(Excerpts from a layout annotation set)
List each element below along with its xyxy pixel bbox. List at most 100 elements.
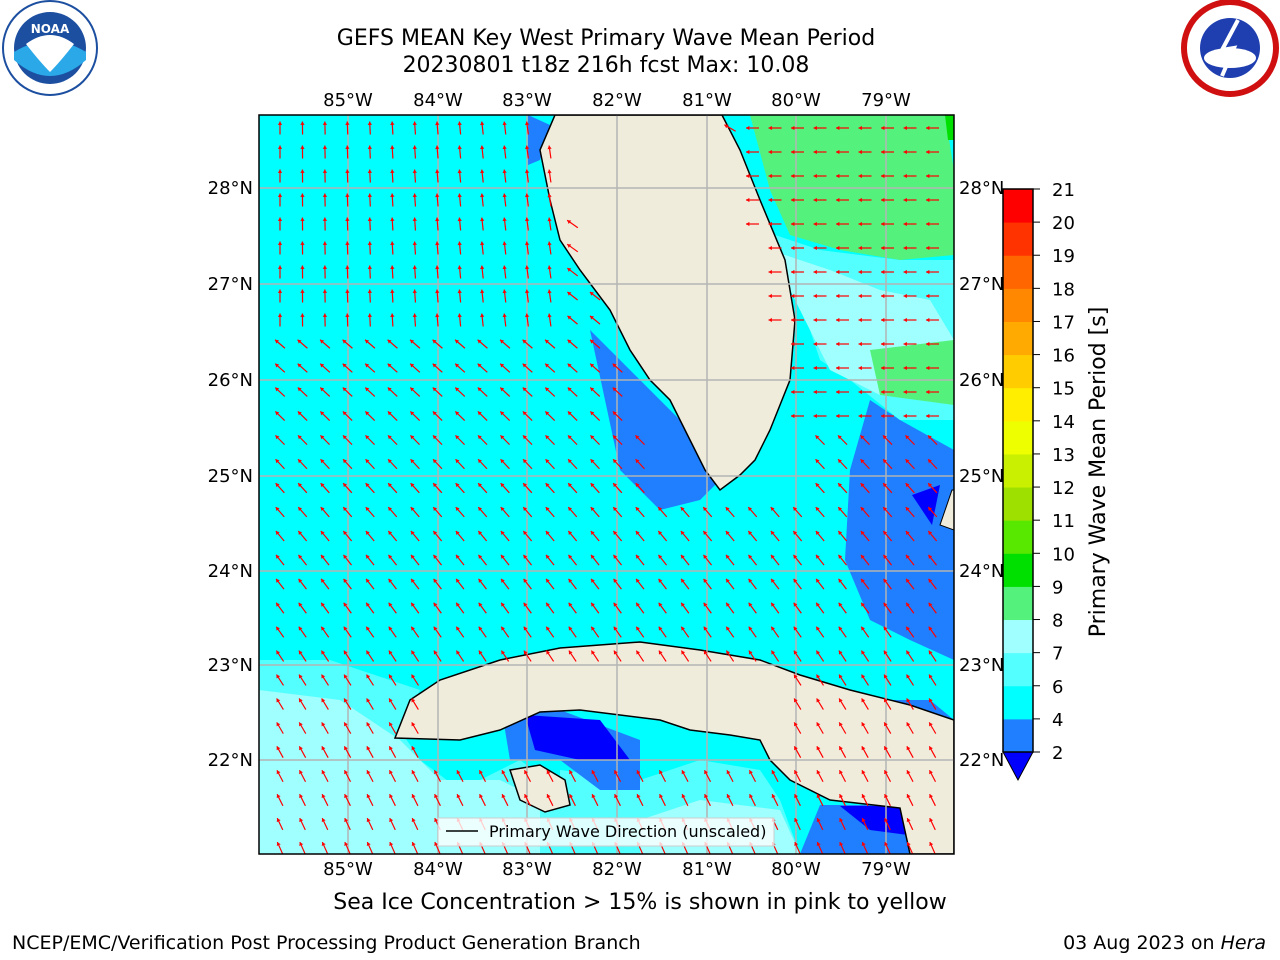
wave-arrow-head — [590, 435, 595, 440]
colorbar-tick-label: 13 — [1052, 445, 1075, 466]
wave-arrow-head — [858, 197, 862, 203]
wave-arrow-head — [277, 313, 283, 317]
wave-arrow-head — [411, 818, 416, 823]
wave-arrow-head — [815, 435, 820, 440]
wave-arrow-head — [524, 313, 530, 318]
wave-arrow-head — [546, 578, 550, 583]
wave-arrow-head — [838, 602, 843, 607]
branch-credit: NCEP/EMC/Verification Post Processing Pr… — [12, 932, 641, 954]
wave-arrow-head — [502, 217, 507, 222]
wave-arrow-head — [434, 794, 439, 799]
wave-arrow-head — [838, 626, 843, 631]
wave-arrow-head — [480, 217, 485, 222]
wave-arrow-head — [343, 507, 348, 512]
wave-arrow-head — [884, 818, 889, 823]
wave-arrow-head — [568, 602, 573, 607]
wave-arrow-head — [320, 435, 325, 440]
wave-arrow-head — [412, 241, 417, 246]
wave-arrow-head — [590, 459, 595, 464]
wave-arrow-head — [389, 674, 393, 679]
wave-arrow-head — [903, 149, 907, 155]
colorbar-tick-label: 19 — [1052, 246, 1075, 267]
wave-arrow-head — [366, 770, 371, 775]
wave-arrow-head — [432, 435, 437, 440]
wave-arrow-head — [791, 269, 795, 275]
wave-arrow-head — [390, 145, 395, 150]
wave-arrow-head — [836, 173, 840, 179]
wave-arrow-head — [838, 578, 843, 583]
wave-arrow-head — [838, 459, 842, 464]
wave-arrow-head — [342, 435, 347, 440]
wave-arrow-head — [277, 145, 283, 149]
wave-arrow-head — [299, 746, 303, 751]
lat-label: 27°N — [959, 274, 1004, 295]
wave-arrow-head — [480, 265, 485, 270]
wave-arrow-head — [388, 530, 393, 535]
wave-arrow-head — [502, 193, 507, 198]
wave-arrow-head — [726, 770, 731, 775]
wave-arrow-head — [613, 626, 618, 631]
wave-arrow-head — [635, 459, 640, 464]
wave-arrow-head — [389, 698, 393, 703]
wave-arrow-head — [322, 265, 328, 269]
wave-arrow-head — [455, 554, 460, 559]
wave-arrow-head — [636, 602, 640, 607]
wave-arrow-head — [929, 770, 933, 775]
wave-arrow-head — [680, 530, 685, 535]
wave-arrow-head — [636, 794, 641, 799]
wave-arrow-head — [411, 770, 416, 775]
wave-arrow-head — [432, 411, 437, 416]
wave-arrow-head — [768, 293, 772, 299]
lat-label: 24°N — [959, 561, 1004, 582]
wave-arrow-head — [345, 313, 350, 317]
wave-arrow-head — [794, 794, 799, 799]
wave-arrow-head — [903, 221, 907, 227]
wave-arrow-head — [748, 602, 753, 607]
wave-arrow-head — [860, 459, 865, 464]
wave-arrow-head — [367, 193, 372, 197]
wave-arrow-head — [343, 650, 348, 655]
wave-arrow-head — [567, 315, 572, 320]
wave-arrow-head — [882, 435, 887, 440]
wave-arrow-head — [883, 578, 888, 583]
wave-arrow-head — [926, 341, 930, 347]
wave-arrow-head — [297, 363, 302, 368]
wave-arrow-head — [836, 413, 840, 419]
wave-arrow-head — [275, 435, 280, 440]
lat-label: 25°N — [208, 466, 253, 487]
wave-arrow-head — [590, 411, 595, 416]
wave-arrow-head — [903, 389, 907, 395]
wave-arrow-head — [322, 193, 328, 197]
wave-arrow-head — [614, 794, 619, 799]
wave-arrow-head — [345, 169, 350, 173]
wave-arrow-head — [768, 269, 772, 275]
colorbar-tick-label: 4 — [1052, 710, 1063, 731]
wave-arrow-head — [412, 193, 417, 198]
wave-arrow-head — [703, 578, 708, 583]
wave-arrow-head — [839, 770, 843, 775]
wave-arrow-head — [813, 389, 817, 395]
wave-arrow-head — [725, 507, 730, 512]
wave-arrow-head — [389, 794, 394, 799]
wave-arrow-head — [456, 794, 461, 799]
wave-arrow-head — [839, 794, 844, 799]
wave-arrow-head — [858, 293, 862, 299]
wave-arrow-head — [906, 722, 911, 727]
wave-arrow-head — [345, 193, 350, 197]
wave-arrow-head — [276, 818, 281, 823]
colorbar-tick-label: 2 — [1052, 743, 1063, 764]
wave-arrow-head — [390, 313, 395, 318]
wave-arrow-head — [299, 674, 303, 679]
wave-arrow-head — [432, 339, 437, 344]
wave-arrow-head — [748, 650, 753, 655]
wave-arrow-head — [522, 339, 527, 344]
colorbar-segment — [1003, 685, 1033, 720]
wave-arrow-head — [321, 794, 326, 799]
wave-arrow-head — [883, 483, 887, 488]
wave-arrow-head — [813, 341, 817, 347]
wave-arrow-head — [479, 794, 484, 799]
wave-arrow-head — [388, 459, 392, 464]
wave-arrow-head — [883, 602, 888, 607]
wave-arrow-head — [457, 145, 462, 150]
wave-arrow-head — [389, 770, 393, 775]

- OBJECTIVE: Return everything in the records from the line containing "wave-arrow-head — [590, 435, 595, 440]" down to the line containing "wave-arrow-head — [388, 530, 393, 535]", both ends included, copied verbatim.

- ANSWER:
wave-arrow-head — [590, 435, 595, 440]
colorbar-tick-label: 13 — [1052, 445, 1075, 466]
wave-arrow-head — [858, 197, 862, 203]
wave-arrow-head — [277, 313, 283, 317]
wave-arrow-head — [411, 818, 416, 823]
wave-arrow-head — [815, 435, 820, 440]
wave-arrow-head — [524, 313, 530, 318]
wave-arrow-head — [546, 578, 550, 583]
wave-arrow-head — [838, 602, 843, 607]
branch-credit: NCEP/EMC/Verification Post Processing Pr… — [12, 932, 641, 954]
wave-arrow-head — [502, 217, 507, 222]
wave-arrow-head — [434, 794, 439, 799]
wave-arrow-head — [838, 626, 843, 631]
wave-arrow-head — [480, 217, 485, 222]
wave-arrow-head — [343, 507, 348, 512]
wave-arrow-head — [884, 818, 889, 823]
wave-arrow-head — [568, 602, 573, 607]
wave-arrow-head — [320, 435, 325, 440]
wave-arrow-head — [412, 241, 417, 246]
wave-arrow-head — [590, 459, 595, 464]
wave-arrow-head — [389, 674, 393, 679]
wave-arrow-head — [903, 149, 907, 155]
colorbar-tick-label: 19 — [1052, 246, 1075, 267]
wave-arrow-head — [366, 770, 371, 775]
wave-arrow-head — [432, 435, 437, 440]
wave-arrow-head — [791, 269, 795, 275]
wave-arrow-head — [390, 145, 395, 150]
wave-arrow-head — [836, 173, 840, 179]
wave-arrow-head — [838, 578, 843, 583]
wave-arrow-head — [838, 459, 842, 464]
wave-arrow-head — [342, 435, 347, 440]
wave-arrow-head — [277, 145, 283, 149]
wave-arrow-head — [299, 746, 303, 751]
lat-label: 27°N — [959, 274, 1004, 295]
wave-arrow-head — [480, 265, 485, 270]
wave-arrow-head — [388, 530, 393, 535]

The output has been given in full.